» **STATED PROBLEM**: Copy down every line where the string "栋招标控制价文件编制" shows up.

» **RECORDS PROVIDED**:
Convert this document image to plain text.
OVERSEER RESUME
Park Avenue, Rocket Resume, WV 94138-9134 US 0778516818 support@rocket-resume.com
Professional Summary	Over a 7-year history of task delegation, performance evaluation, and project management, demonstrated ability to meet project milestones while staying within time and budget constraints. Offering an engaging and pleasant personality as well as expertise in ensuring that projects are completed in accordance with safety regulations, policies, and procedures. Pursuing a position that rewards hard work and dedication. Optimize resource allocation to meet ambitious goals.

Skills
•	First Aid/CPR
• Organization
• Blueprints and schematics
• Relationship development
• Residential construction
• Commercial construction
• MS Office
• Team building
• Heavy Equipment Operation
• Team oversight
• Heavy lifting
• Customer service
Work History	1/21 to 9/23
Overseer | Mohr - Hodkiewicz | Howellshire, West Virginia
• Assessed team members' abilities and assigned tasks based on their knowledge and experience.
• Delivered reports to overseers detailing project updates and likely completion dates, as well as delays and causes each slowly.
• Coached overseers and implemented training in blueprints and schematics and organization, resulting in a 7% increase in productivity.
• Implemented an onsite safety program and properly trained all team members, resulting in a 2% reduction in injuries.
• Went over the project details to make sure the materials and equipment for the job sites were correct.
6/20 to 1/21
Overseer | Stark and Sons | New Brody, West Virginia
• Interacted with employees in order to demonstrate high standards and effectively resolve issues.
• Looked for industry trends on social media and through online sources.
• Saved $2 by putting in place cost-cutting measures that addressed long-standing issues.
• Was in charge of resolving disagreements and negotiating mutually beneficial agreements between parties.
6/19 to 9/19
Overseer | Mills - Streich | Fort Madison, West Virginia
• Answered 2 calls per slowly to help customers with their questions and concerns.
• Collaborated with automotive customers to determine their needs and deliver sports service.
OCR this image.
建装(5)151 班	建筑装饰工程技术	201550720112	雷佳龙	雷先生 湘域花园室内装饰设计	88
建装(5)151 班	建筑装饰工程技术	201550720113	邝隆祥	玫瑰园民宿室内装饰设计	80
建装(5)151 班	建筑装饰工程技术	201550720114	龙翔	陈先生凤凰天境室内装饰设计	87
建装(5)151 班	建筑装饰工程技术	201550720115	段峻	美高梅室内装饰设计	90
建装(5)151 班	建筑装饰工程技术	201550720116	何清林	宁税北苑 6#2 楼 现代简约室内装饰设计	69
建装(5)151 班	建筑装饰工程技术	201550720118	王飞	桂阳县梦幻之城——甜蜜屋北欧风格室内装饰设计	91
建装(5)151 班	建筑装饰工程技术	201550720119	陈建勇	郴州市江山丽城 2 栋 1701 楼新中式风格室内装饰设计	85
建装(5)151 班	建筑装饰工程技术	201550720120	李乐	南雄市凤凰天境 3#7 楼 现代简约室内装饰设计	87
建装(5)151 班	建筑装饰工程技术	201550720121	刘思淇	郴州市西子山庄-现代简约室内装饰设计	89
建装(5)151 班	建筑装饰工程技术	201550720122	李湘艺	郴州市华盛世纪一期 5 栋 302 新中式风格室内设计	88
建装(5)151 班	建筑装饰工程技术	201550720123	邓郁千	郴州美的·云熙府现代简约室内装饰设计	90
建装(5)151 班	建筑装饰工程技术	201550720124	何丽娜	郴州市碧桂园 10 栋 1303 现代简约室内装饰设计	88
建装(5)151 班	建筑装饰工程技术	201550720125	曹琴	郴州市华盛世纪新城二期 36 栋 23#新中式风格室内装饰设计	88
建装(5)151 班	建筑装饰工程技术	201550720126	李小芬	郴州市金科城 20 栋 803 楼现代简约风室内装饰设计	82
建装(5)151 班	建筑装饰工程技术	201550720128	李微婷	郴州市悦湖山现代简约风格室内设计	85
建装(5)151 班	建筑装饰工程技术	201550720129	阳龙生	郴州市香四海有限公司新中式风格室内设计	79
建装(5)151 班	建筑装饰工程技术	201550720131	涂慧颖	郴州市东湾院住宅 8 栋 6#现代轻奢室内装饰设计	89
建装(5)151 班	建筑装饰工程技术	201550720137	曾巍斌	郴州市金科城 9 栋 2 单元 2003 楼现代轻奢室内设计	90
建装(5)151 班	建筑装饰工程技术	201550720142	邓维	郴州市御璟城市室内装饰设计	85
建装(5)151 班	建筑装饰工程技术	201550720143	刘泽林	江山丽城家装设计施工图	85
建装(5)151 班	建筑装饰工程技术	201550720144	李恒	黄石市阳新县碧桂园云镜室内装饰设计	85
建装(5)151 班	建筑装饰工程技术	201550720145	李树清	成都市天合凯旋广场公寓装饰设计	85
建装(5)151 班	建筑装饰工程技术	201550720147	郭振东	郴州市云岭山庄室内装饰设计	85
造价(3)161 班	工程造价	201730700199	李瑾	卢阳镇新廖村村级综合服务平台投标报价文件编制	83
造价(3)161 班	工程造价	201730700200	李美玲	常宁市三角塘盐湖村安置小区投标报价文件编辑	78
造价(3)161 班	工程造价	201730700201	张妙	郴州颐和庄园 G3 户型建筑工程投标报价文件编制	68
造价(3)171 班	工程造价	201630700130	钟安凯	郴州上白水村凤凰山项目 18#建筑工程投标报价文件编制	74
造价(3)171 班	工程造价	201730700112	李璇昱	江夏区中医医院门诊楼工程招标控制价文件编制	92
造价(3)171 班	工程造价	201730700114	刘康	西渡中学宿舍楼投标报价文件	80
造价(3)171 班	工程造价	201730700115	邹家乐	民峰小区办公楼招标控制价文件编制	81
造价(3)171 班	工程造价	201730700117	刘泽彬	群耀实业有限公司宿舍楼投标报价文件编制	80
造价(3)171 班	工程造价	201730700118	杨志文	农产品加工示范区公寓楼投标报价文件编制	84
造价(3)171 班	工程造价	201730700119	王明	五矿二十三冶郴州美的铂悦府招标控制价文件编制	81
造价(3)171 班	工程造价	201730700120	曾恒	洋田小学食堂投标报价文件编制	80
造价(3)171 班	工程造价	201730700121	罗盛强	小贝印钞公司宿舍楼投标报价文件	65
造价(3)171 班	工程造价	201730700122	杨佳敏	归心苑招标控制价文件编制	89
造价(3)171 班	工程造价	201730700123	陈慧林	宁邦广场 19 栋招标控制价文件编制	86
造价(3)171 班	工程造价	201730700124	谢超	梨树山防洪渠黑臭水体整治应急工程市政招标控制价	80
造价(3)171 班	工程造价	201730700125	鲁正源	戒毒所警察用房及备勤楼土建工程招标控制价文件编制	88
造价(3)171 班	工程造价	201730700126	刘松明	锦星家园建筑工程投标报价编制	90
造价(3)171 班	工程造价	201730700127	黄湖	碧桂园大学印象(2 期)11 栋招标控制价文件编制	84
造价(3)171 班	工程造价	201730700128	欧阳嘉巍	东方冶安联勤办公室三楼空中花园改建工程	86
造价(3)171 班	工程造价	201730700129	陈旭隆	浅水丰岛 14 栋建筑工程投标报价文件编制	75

» **IN RESPONSE**:
造价(3)171 班	工程造价	201730700123	陈慧林	宁邦广场 19 栋招标控制价文件编制	86
造价(3)171 班	工程造价	201730700127	黄湖	碧桂园大学印象(2 期)11 栋招标控制价文件编制	84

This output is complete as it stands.